───── Material for this exercise

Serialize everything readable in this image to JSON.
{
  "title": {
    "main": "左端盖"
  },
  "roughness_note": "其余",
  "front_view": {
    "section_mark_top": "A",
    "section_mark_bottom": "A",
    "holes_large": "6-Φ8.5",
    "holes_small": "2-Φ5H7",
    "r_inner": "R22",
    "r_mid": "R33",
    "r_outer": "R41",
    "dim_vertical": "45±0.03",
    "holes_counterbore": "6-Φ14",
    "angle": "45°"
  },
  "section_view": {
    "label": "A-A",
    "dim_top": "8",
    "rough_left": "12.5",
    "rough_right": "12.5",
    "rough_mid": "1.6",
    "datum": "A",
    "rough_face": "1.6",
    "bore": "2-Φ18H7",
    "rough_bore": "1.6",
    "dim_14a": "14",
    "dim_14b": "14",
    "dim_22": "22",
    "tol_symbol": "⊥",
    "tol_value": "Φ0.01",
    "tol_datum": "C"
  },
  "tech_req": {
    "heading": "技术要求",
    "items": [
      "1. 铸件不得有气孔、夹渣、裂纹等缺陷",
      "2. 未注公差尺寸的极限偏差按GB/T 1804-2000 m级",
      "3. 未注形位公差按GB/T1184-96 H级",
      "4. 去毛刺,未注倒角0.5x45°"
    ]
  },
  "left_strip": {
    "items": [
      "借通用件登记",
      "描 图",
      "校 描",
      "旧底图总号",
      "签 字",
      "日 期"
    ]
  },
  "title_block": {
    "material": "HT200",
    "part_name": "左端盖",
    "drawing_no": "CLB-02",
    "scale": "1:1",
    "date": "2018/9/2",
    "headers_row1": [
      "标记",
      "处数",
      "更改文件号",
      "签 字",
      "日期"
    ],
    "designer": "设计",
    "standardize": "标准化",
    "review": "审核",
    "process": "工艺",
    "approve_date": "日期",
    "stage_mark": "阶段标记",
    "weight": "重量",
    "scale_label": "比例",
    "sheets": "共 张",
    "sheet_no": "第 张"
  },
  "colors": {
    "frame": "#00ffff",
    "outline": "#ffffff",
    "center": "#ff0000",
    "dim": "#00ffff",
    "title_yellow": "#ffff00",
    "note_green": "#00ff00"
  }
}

──────────

● **Stated problem**
Take the entries above and copy them out exactly.

● **Expected output**
Serialize everything readable in this image to JSON.
{
  "title": {
    "main": "左端盖"
  },
  "roughness_note": "其余",
  "front_view": {
    "section_mark_top": "A",
    "section_mark_bottom": "A",
    "holes_large": "6-Φ8.5",
    "holes_small": "2-Φ5H7",
    "r_inner": "R22",
    "r_mid": "R33",
    "r_outer": "R41",
    "dim_vertical": "45±0.03",
    "holes_counterbore": "6-Φ14",
    "angle": "45°"
  },
  "section_view": {
    "label": "A-A",
    "dim_top": "8",
    "rough_left": "12.5",
    "rough_right": "12.5",
    "rough_mid": "1.6",
    "datum": "A",
    "rough_face": "1.6",
    "bore": "2-Φ18H7",
    "rough_bore": "1.6",
    "dim_14a": "14",
    "dim_14b": "14",
    "dim_22": "22",
    "tol_symbol": "⊥",
    "tol_value": "Φ0.01",
    "tol_datum": "C"
  },
  "tech_req": {
    "heading": "技术要求",
    "items": [
      "1. 铸件不得有气孔、夹渣、裂纹等缺陷",
      "2. 未注公差尺寸的极限偏差按GB/T 1804-2000 m级",
      "3. 未注形位公差按GB/T1184-96 H级",
      "4. 去毛刺,未注倒角0.5x45°"
    ]
  },
  "left_strip": {
    "items": [
      "借通用件登记",
      "描 图",
      "校 描",
      "旧底图总号",
      "签 字",
      "日 期"
    ]
  },
  "title_block": {
    "material": "HT200",
    "part_name": "左端盖",
    "drawing_no": "CLB-02",
    "scale": "1:1",
    "date": "2018/9/2",
    "headers_row1": [
      "标记",
      "处数",
      "更改文件号",
      "签 字",
      "日期"
    ],
    "designer": "设计",
    "standardize": "标准化",
    "review": "审核",
    "process": "工艺",
    "approve_date": "日期",
    "stage_mark": "阶段标记",
    "weight": "重量",
    "scale_label": "比例",
    "sheets": "共 张",
    "sheet_no": "第 张"
  },
  "colors": {
    "frame": "#00ffff",
    "outline": "#ffffff",
    "center": "#ff0000",
    "dim": "#00ffff",
    "title_yellow": "#ffff00",
    "note_green": "#00ff00"
  }
}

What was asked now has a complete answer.